==== Выбранный отрывок

Однако накануне под Луганском погибли наши коллеги с ВГТРК — журналист Игорь Корнелюк и видеооператор Антон Волошин. И молчать больше не получается.
Да понятно, какая это профессия. Всё понятно.
Привычка ругать журналистов за то, что они по жизни лезут не в своё вроде бы дело, укоренилась, стала этакой демонстрацией хорошего тона среди даже вполне разумных людей. Но однажды наступает вот такое 17 июня, и общество вдруг понимает: да как же без них, этих вечно лезущих не в своё вроде бы дело журналюг, да разве можно их минами, возможно ли стрелять в слово?
И понятно, о чём начинают говорить тогда: что убивают представителей СМИ там, где не нужна правда, что молчание — лучший друг любой подлости, гадости, мерзости, что промолчать о совершённых злодеяниях не получается, когда журналисты честно исполняют свой долг. И так далее, и так далее.
Всё это, конечно, правда. Но от этого не легче. Родным Игоря, родным Антона. Нам не легче. Нам — даже не журналистам. Всем нам.
Вы заметили, как меняются наши представления в соответствии с этими уроками жизни и смерти? Как меняемся мы в условиях этой вроде бы не совсем нашей войны?
С некоторых пор в моём, например, сознании понятия «Украина» и «гибель людей» связаны крепко-накрепко. Где Украина — там смерть. В том числе мирных жителей и детей. Полгода назад эта логическая взаимосвязь показалась бы мне невозможной, но сегодня, думаю, никто даже не удивится этой постылой логике.
Ребятам-журналистам поклон, погибли они оттого, что выбрали такую профессию и не побоялись исполнять свой профессиональный долг на территории, где идут боевые действия, идёт война. Ополченцы на Украине — тут тоже ясно — кладут жизни на алтарь своих представлений о том, как должно жить и развиваться их отечество. Но почему умирают обычные жители Луганска, Славянска, Донецка, Мариуполя в своих домах, на улицах, на работе, в школах, детских садах? Потому что им просто не повезло с родиной и с языком?

========
==== Извлечённые данные

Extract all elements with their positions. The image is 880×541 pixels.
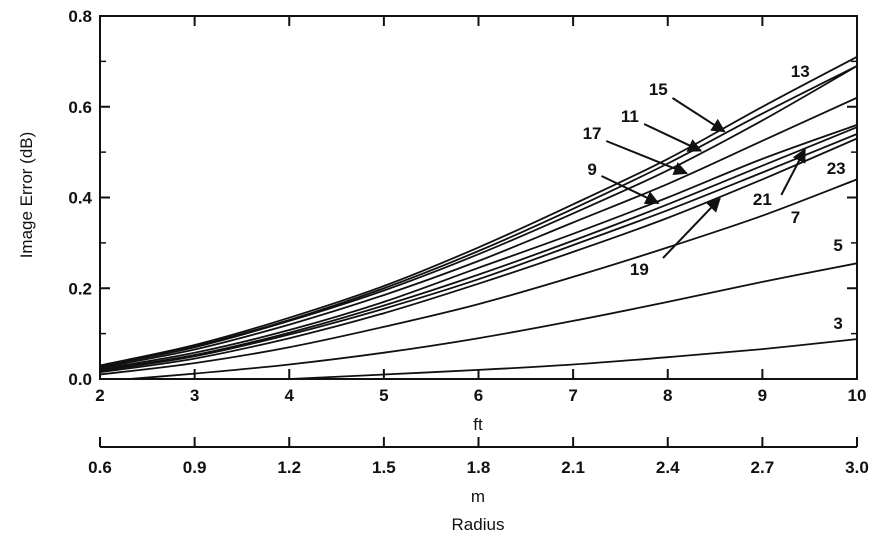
curve-label-19: 19	[630, 260, 649, 279]
arrow-17	[605, 140, 688, 176]
curve-23	[100, 126, 857, 371]
curve-9	[100, 124, 857, 370]
y-axis-title: Image Error (dB)	[17, 132, 36, 259]
curve-21	[100, 133, 857, 372]
y-tick-label: 0.2	[68, 279, 92, 298]
curve-7	[100, 178, 857, 376]
x-axis-ft-title: ft	[473, 415, 483, 434]
x-m-tick-label: 3.0	[845, 458, 869, 477]
curve-label-21: 21	[753, 190, 772, 209]
x-ft-tick-label: 10	[848, 386, 867, 405]
x-ft-tick-label: 2	[95, 386, 104, 405]
x-axis-m-title: m	[471, 487, 485, 506]
y-tick-label: 0.0	[68, 370, 92, 389]
x-axis-radius-title: Radius	[452, 515, 505, 534]
x-ft-tick-label: 7	[568, 386, 577, 405]
curve-label-9: 9	[587, 160, 596, 179]
curve-label-17: 17	[583, 124, 602, 143]
y-tick-label: 0.8	[68, 7, 92, 26]
x-m-tick-label: 2.1	[561, 458, 585, 477]
curve-11	[100, 65, 857, 368]
x-ft-tick-label: 4	[285, 386, 295, 405]
curve-5	[117, 262, 857, 379]
x-m-tick-label: 2.7	[751, 458, 775, 477]
plot-frame	[99, 15, 858, 380]
curve-label-7: 7	[791, 208, 800, 227]
x-ft-tick-label: 8	[663, 386, 672, 405]
curve-label-23: 23	[827, 159, 846, 178]
curve-15	[100, 65, 857, 368]
curve-3	[268, 338, 857, 379]
curve-label-15: 15	[649, 80, 668, 99]
curve-13	[100, 56, 857, 367]
x-ft-tick-label: 5	[379, 386, 388, 405]
arrow-19	[662, 197, 721, 259]
x-m-tick-label: 0.9	[183, 458, 207, 477]
arrow-11	[643, 123, 703, 152]
x-m-tick-label: 1.8	[467, 458, 491, 477]
y-tick-label: 0.4	[68, 189, 92, 208]
x-ft-tick-label: 6	[474, 386, 483, 405]
curve-label-11: 11	[621, 107, 639, 126]
x-m-tick-label: 1.2	[277, 458, 301, 477]
y-tick-label: 0.6	[68, 98, 92, 117]
arrow-21	[780, 148, 806, 196]
curve-label-3: 3	[833, 314, 842, 333]
x-ft-tick-label: 9	[758, 386, 767, 405]
x-ft-tick-label: 3	[190, 386, 199, 405]
curve-17	[100, 96, 857, 369]
curve-19	[100, 137, 857, 374]
curve-label-13: 13	[791, 62, 810, 81]
curve-label-5: 5	[833, 236, 842, 255]
x-m-tick-label: 1.5	[372, 458, 396, 477]
arrow-15	[671, 97, 726, 133]
arrow-9	[601, 175, 660, 205]
x-m-tick-label: 0.6	[88, 458, 112, 477]
x-m-tick-label: 2.4	[656, 458, 680, 477]
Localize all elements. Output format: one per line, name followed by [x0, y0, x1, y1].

========

● **Задание 1**: Как зовут видеооператора ВГТРК, погибшего под Луганском, согласно отрывку о гибели журналистов?
● **Задание 2**: Допишите отрывок о гибели журналистов, продолжив его сразу после последней фразы.

● **Результат выполнения 1**: Антон Волошин.

● **Результат выполнения 2**:
Сначала я честно пыталась всё понять. Может быть, даже делала это непозволительно долго. Сопоставляла факты, объясняя себе, что это за явление такое — «майдан», чего добиваются люди, ночующие в палатках и жгущие покрышки на центральной площади Киева. Читала не только наши, но и украинские СМИ, блоги тамошних лидеров, даже совсем уж иностранные сайты пыталась изучать в доступном мне объёме. И — куда без этой рефлексии — воспитывала в себе чувство вины, какую-то ответственность за Януковича на свою отчизну пыталась повесить. И даже, знаете ли, получалось.
Все метания закончились вместе с событиями в Одессе. После Одессы у меня больше нет братского народа на Украине, всю мою «братскость» как рукой сняло 2 мая 2014 года. Вместе со слезами, ужасом и ощущением бессилия. И теперь у меня другая беда: я не знаю, как бороться с собой, потому что всё чаще ловлю себя на мысли о том, что я тоже ненавижу чужой язык, что мне ненавистна мова, на которой говорят конкретные люди — Ярош, Ляшко, Коломойский и проч. Так не должно быть, но это так. Меня терзает очень сильная нелюбовь по лингвистическому, а также географическому признаку.
Американцы? Да я их разными вижу. Они же не прыгают, как толпа обезьян, выкрикивая угрозы в адрес москалей. Их не было под стенами горящего здания в Одессе, они не издевались над умирающими «колорадами», не глумились над погибшими людьми. Да, они демонстрируют незнание, нежелание знать что-либо, кроме своих интересов, но не тупую и бессмысленную агрессию, не кровожадность всё же. И от них можно ждать движения навстречу, несмотря ни на что. Про неоднородный Запад я даже и говорить не буду. Там порой абсолютно человеческие слова звучат.
А эти… Майдан хотел свободы? Он её получил — свободу быть животными.
Мы же получили совсем иное. И в этом ином, в этих страшных уроках тоже нет ничего хорошего. Для меня, например, это трагедия — носить в себе такое количество ненависти. И выплеснуть эту ярость наружу тоже невозможно. Но тогда — что делать? Где выход?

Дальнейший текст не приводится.